Job ▸ Update the rows below by replacing each "interactable" with "clickable" and keeping everything else the same.

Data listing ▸
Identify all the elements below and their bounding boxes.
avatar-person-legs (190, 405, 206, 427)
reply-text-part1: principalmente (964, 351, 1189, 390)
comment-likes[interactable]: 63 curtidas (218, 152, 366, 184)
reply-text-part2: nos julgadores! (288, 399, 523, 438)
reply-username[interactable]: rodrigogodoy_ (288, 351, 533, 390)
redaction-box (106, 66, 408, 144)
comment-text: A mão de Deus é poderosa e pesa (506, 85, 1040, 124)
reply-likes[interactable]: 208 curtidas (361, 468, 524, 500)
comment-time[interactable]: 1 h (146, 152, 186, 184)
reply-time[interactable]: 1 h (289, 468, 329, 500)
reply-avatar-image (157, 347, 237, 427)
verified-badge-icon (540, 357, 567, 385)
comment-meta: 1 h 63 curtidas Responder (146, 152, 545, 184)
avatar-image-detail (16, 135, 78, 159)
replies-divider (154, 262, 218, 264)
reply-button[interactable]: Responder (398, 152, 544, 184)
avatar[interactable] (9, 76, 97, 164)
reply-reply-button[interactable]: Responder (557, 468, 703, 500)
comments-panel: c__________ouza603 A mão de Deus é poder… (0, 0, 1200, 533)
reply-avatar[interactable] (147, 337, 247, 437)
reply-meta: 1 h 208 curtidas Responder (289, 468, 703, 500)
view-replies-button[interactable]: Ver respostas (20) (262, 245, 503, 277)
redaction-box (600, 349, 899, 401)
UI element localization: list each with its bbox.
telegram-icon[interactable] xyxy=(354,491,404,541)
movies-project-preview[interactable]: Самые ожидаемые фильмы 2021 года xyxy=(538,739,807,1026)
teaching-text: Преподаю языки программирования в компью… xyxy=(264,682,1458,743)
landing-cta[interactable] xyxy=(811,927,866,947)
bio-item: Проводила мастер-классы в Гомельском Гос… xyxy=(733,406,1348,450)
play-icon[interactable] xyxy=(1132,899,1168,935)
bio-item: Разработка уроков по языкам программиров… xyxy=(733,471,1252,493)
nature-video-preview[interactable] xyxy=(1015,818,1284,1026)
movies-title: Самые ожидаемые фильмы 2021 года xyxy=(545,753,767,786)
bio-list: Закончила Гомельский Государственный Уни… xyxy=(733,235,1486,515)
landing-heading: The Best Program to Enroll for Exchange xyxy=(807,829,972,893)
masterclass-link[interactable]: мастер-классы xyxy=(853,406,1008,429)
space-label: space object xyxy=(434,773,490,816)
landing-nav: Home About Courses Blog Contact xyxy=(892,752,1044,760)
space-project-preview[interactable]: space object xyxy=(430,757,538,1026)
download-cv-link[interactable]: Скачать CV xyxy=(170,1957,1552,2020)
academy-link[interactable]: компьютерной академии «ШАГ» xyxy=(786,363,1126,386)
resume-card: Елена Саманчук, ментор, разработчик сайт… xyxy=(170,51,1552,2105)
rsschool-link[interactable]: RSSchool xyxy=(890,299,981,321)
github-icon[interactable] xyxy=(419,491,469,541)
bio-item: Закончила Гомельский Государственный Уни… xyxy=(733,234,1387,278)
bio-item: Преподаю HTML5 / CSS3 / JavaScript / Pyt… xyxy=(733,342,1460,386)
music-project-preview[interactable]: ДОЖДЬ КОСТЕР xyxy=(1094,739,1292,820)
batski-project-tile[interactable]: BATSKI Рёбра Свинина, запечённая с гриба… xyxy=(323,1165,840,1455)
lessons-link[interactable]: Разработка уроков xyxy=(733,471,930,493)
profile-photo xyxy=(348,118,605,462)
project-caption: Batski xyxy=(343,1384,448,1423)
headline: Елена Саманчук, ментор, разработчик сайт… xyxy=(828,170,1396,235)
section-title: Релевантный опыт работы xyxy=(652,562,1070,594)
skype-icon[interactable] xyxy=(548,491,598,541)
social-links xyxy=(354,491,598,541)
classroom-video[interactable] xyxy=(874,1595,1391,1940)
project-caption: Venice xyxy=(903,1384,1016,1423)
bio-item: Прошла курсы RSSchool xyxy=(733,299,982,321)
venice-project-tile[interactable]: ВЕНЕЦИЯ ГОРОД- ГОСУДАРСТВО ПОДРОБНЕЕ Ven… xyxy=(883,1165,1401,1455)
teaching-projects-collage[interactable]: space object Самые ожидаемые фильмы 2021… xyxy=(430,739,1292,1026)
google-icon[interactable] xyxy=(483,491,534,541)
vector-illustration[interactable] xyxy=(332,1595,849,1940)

Solution to the exercise ▸
Identify all the elements below and their bounding boxes.
avatar-person-legs (190, 405, 206, 427)
reply-text-part1: principalmente (964, 351, 1189, 390)
comment-likes[clickable]: 63 curtidas (218, 152, 366, 184)
reply-text-part2: nos julgadores! (288, 399, 523, 438)
reply-username[clickable]: rodrigogodoy_ (288, 351, 533, 390)
redaction-box (106, 66, 408, 144)
comment-text: A mão de Deus é poderosa e pesa (506, 85, 1040, 124)
reply-likes[clickable]: 208 curtidas (361, 468, 524, 500)
comment-time[clickable]: 1 h (146, 152, 186, 184)
reply-time[clickable]: 1 h (289, 468, 329, 500)
reply-avatar-image (157, 347, 237, 427)
verified-badge-icon (540, 357, 567, 385)
comment-meta: 1 h 63 curtidas Responder (146, 152, 545, 184)
avatar-image-detail (16, 135, 78, 159)
replies-divider (154, 262, 218, 264)
reply-button[clickable]: Responder (398, 152, 544, 184)
avatar[clickable] (9, 76, 97, 164)
reply-reply-button[clickable]: Responder (557, 468, 703, 500)
comments-panel: c__________ouza603 A mão de Deus é poder… (0, 0, 1200, 533)
reply-avatar[clickable] (147, 337, 247, 437)
reply-meta: 1 h 208 curtidas Responder (289, 468, 703, 500)
view-replies-button[clickable]: Ver respostas (20) (262, 245, 503, 277)
redaction-box (600, 349, 899, 401)
UI element localization: list each with its bbox.
telegram-icon[clickable] xyxy=(354,491,404,541)
movies-project-preview[clickable]: Самые ожидаемые фильмы 2021 года xyxy=(538,739,807,1026)
teaching-text: Преподаю языки программирования в компью… xyxy=(264,682,1458,743)
landing-cta[clickable] xyxy=(811,927,866,947)
bio-item: Проводила мастер-классы в Гомельском Гос… xyxy=(733,406,1348,450)
play-icon[clickable] xyxy=(1132,899,1168,935)
bio-item: Разработка уроков по языкам программиров… xyxy=(733,471,1252,493)
nature-video-preview[clickable] xyxy=(1015,818,1284,1026)
movies-title: Самые ожидаемые фильмы 2021 года xyxy=(545,753,767,786)
bio-list: Закончила Гомельский Государственный Уни… xyxy=(733,235,1486,515)
landing-heading: The Best Program to Enroll for Exchange xyxy=(807,829,972,893)
masterclass-link[clickable]: мастер-классы xyxy=(853,406,1008,429)
space-label: space object xyxy=(434,773,490,816)
landing-nav: Home About Courses Blog Contact xyxy=(892,752,1044,760)
space-project-preview[clickable]: space object xyxy=(430,757,538,1026)
download-cv-link[clickable]: Скачать CV xyxy=(170,1957,1552,2020)
academy-link[clickable]: компьютерной академии «ШАГ» xyxy=(786,363,1126,386)
resume-card: Елена Саманчук, ментор, разработчик сайт… xyxy=(170,51,1552,2105)
rsschool-link[clickable]: RSSchool xyxy=(890,299,981,321)
github-icon[clickable] xyxy=(419,491,469,541)
bio-item: Закончила Гомельский Государственный Уни… xyxy=(733,234,1387,278)
bio-item: Преподаю HTML5 / CSS3 / JavaScript / Pyt… xyxy=(733,342,1460,386)
music-project-preview[clickable]: ДОЖДЬ КОСТЕР xyxy=(1094,739,1292,820)
batski-project-tile[clickable]: BATSKI Рёбра Свинина, запечённая с гриба… xyxy=(323,1165,840,1455)
lessons-link[clickable]: Разработка уроков xyxy=(733,471,930,493)
profile-photo xyxy=(348,118,605,462)
project-caption: Batski xyxy=(343,1384,448,1423)
headline: Елена Саманчук, ментор, разработчик сайт… xyxy=(828,170,1396,235)
section-title: Релевантный опыт работы xyxy=(652,562,1070,594)
skype-icon[clickable] xyxy=(548,491,598,541)
social-links xyxy=(354,491,598,541)
classroom-video[clickable] xyxy=(874,1595,1391,1940)
project-caption: Venice xyxy=(903,1384,1016,1423)
bio-item: Прошла курсы RSSchool xyxy=(733,299,982,321)
venice-project-tile[clickable]: ВЕНЕЦИЯ ГОРОД- ГОСУДАРСТВО ПОДРОБНЕЕ Ven… xyxy=(883,1165,1401,1455)
teaching-projects-collage[clickable]: space object Самые ожидаемые фильмы 2021… xyxy=(430,739,1292,1026)
google-icon[clickable] xyxy=(483,491,534,541)
vector-illustration[clickable] xyxy=(332,1595,849,1940)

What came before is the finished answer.